▶ Task details
Looking at the entries, how many lines hold the word "cGMP"? State the number by itself.

--

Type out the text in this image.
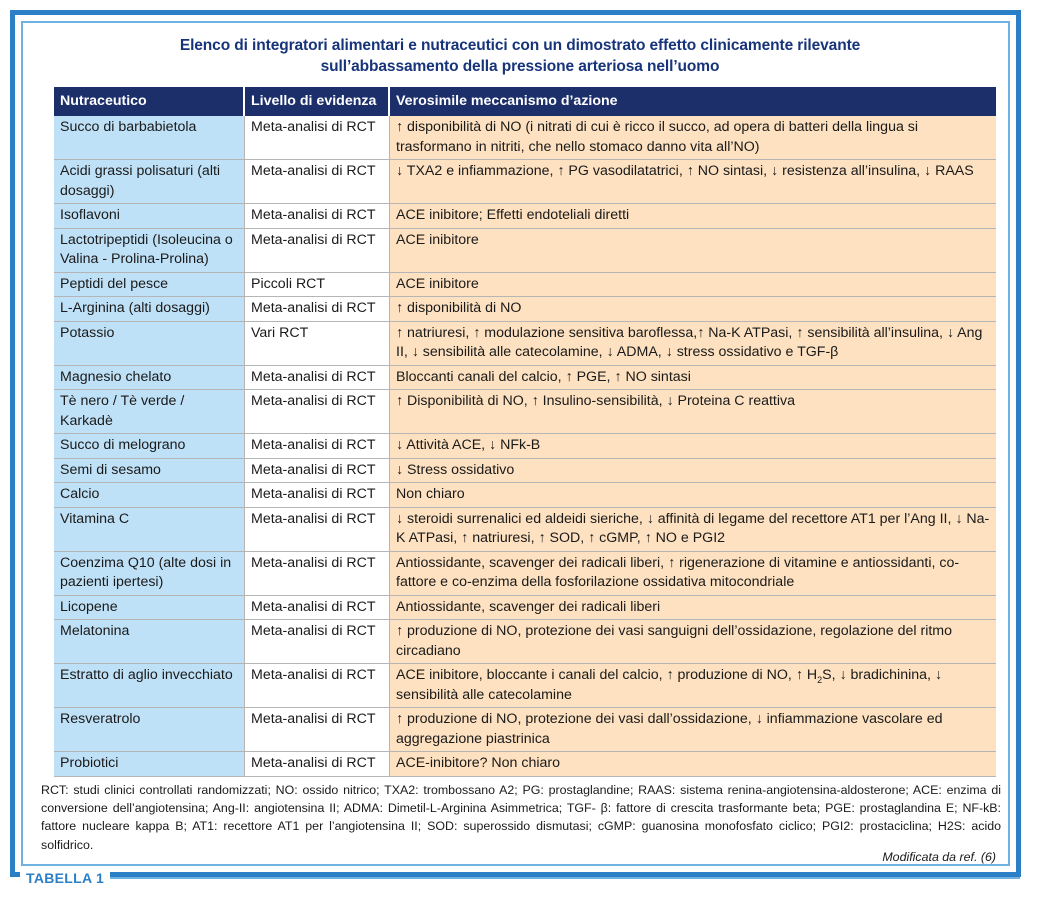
Elenco di integratori alimentari e nutraceutici con un dimostrato effetto clinicamente rilevante
sull’abbassamento della pressione arteriosa nell’uomo
Nutraceutico	Livello di evidenza	Verosimile meccanismo d’azione
Succo di barbabietola	Meta-analisi di RCT	↑ disponibilità di NO (i nitrati di cui è ricco il succo, ad opera di batteri della lingua si trasformano in nitriti, che nello stomaco danno vita all’NO)
Acidi grassi polisaturi (alti dosaggi)	Meta-analisi di RCT	↓ TXA2 e infiammazione, ↑ PG vasodilatatrici, ↑ NO sintasi, ↓ resistenza all’insulina, ↓ RAAS
Isoflavoni	Meta-analisi di RCT	ACE inibitore; Effetti endoteliali diretti
Lactotripeptidi (Isoleucina o Valina - Prolina-Prolina)	Meta-analisi di RCT	ACE inibitore
Peptidi del pesce	Piccoli RCT	ACE inibitore
L-Arginina (alti dosaggi)	Meta-analisi di RCT	↑ disponibilità di NO
Potassio	Vari RCT	↑ natriuresi, ↑ modulazione sensitiva baroflessa,↑ Na-K ATPasi, ↑ sensibilità all’insulina, ↓ Ang II, ↓ sensibilità alle catecolamine, ↓ ADMA, ↓ stress ossidativo e TGF-β
Magnesio chelato	Meta-analisi di RCT	Bloccanti canali del calcio, ↑ PGE, ↑ NO sintasi
Tè nero / Tè verde / Karkadè	Meta-analisi di RCT	↑ Disponibilità di NO, ↑ Insulino-sensibilità, ↓ Proteina C reattiva
Succo di melograno	Meta-analisi di RCT	↓ Attività ACE, ↓ NFk-B
Semi di sesamo	Meta-analisi di RCT	↓ Stress ossidativo
Calcio	Meta-analisi di RCT	Non chiaro
Vitamina C	Meta-analisi di RCT	↓ steroidi surrenalici ed aldeidi sieriche, ↓ affinità di legame del recettore AT1 per l’Ang II, ↓ Na-K ATPasi, ↑ natriuresi, ↑ SOD, ↑ cGMP, ↑ NO e PGI2
Coenzima Q10 (alte dosi in pazienti ipertesi)	Meta-analisi di RCT	Antiossidante, scavenger dei radicali liberi, ↑ rigenerazione di vitamine e antiossidanti, co-fattore e co-enzima della fosforilazione ossidativa mitocondriale
Licopene	Meta-analisi di RCT	Antiossidante, scavenger dei radicali liberi
Melatonina	Meta-analisi di RCT	↑ produzione di NO, protezione dei vasi sanguigni dell’ossidazione, regolazione del ritmo circadiano
Estratto di aglio invecchiato	Meta-analisi di RCT	ACE inibitore, bloccante i canali del calcio, ↑ produzione di NO, ↑ $H_2S$, ↓ bradichinina, ↓ sensibilità alle catecolamine
Resveratrolo	Meta-analisi di RCT	↑ produzione di NO, protezione dei vasi dall’ossidazione, ↓ infiammazione vascolare ed aggregazione piastrinica
Probiotici	Meta-analisi di RCT	ACE-inibitore? Non chiaro
RCT: studi clinici controllati randomizzati; NO: ossido nitrico; TXA2: trombossano A2; PG: prostaglandine; RAAS: sistema renina-angiotensina-aldosterone; ACE: enzima di conversione dell’angiotensina; Ang-II: angiotensina II; ADMA: Dimetil-L-Arginina Asimmetrica; TGF- β: fattore di crescita trasformante beta; PGE: prostaglandina E; NF-kB: fattore nucleare kappa B; AT1: recettore AT1 per l’angiotensina II; SOD: superossido dismutasi; cGMP: guanosina monofosfato ciclico; PGI2: prostaciclina; H2S: acido solfidrico.
Modificata da ref. (6)
TABELLA 1
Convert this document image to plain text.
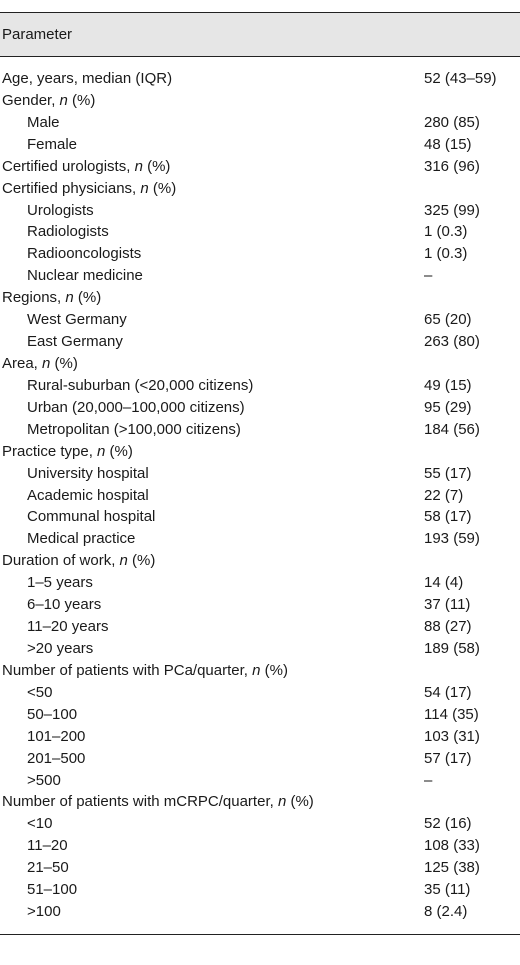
Parameter
Age, years, median (IQR)	52 (43–59)
Gender, n (%)
Male	280 (85)
Female	48 (15)
Certified urologists, n (%)	316 (96)
Certified physicians, n (%)
Urologists	325 (99)
Radiologists	1 (0.3)
Radiooncologists	1 (0.3)
Nuclear medicine	–
Regions, n (%)
West Germany	65 (20)
East Germany	263 (80)
Area, n (%)
Rural-suburban (<20,000 citizens)	49 (15)
Urban (20,000–100,000 citizens)	95 (29)
Metropolitan (>100,000 citizens)	184 (56)
Practice type, n (%)
University hospital	55 (17)
Academic hospital	22 (7)
Communal hospital	58 (17)
Medical practice	193 (59)
Duration of work, n (%)
1–5 years	14 (4)
6–10 years	37 (11)
11–20 years	88 (27)
>20 years	189 (58)
Number of patients with PCa/quarter, n (%)
<50	54 (17)
50–100	114 (35)
101–200	103 (31)
201–500	57 (17)
>500	–
Number of patients with mCRPC/quarter, n (%)
<10	52 (16)
11–20	108 (33)
21–50	125 (38)
51–100	35 (11)
>100	8 (2.4)
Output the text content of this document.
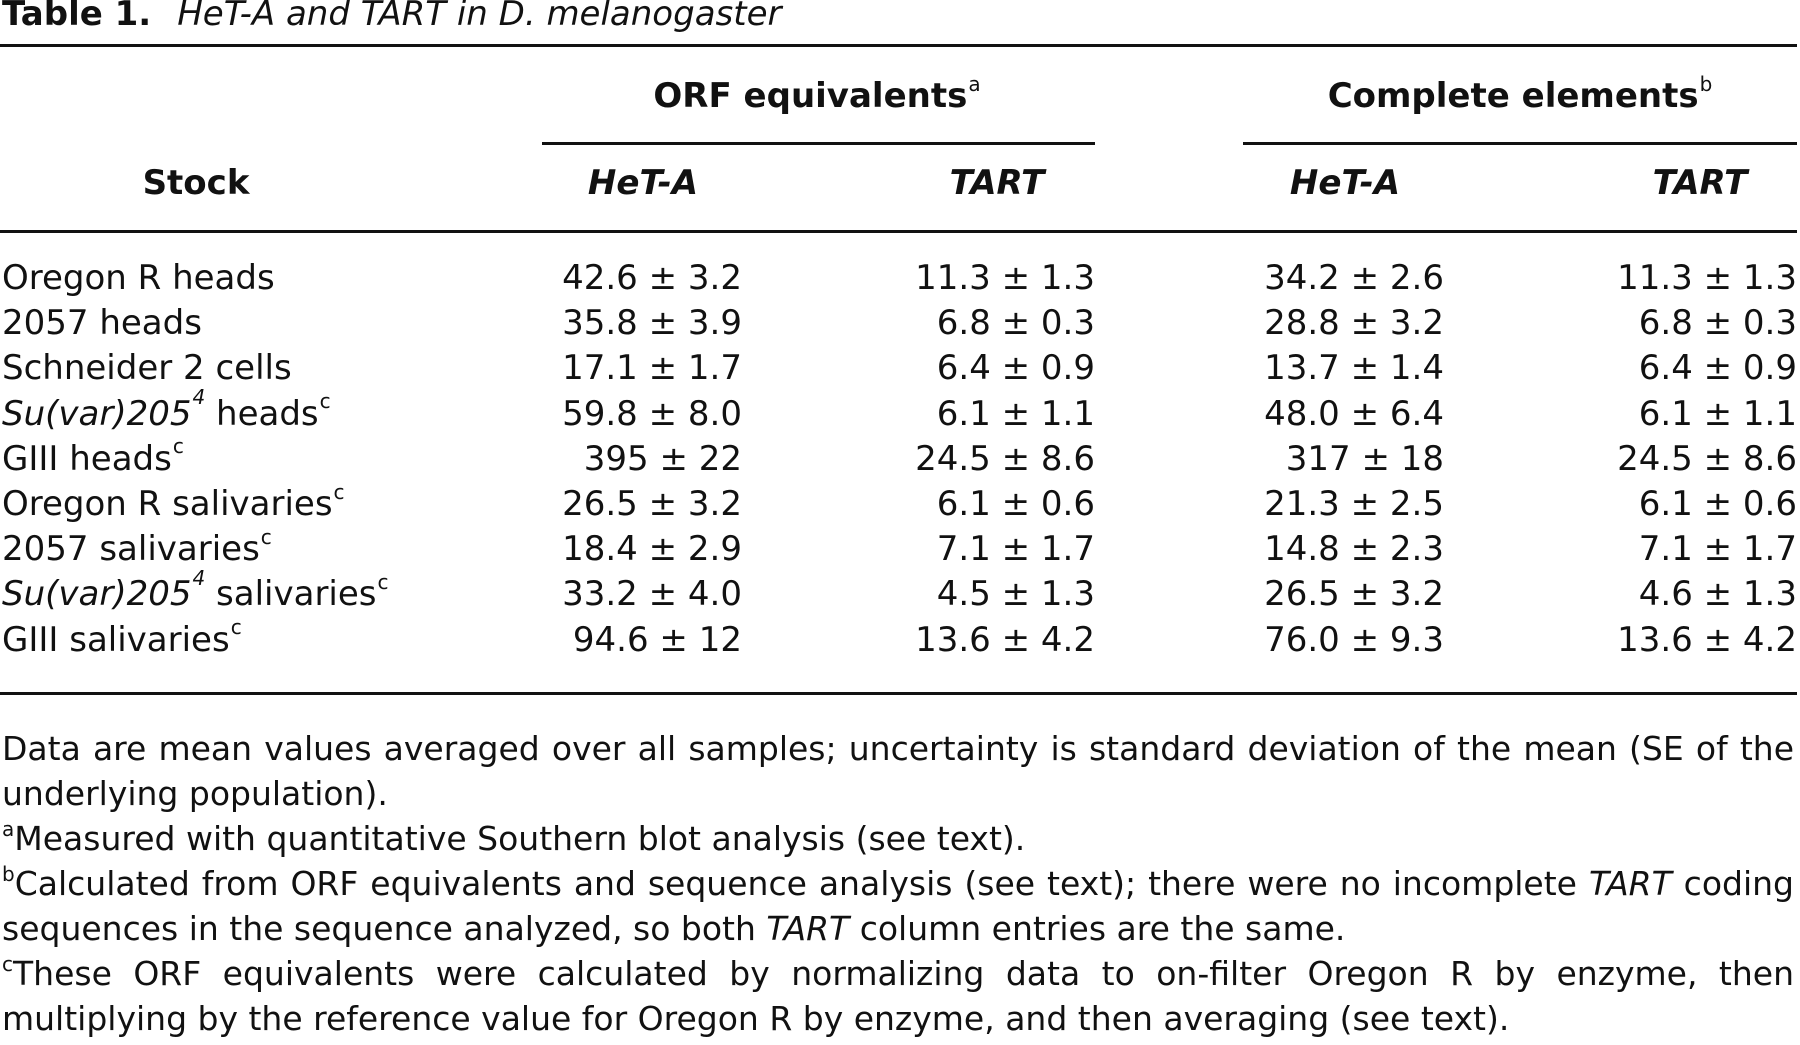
Table 1. HeT-A and TART in D. melanogaster
ORF equivalents$^a$	Complete elements$^b$
Stock	HeT-A	TART	HeT-A	TART
Oregon R heads	42.6 ± 3.2	11.3 ± 1.3	34.2 ± 2.6	11.3 ± 1.3
2057 heads	35.8 ± 3.9	6.8 ± 0.3	28.8 ± 3.2	6.8 ± 0.3
Schneider 2 cells	17.1 ± 1.7	6.4 ± 0.9	13.7 ± 1.4	6.4 ± 0.9
$Su(var)205^4$ heads$^c$	59.8 ± 8.0	6.1 ± 1.1	48.0 ± 6.4	6.1 ± 1.1
GIII heads$^c$	395 ± 22	24.5 ± 8.6	317 ± 18	24.5 ± 8.6
Oregon R salivaries$^c$	26.5 ± 3.2	6.1 ± 0.6	21.3 ± 2.5	6.1 ± 0.6
2057 salivaries$^c$	18.4 ± 2.9	7.1 ± 1.7	14.8 ± 2.3	7.1 ± 1.7
$Su(var)205^4$ salivaries$^c$	33.2 ± 4.0	4.5 ± 1.3	26.5 ± 3.2	4.6 ± 1.3
GIII salivaries$^c$	94.6 ± 12	13.6 ± 4.2	76.0 ± 9.3	13.6 ± 4.2
Data are mean values averaged over all samples; uncertainty is standard deviation of the mean (SE of the underlying population).
$^a$Measured with quantitative Southern blot analysis (see text).
$^b$Calculated from ORF equivalents and sequence analysis (see text); there were no incomplete TART coding sequences in the sequence analyzed, so both TART column entries are the same.
$^c$These ORF equivalents were calculated by normalizing data to on-filter Oregon R by enzyme, then multiplying by the reference value for Oregon R by enzyme, and then averaging (see text).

--

▶ Result below
2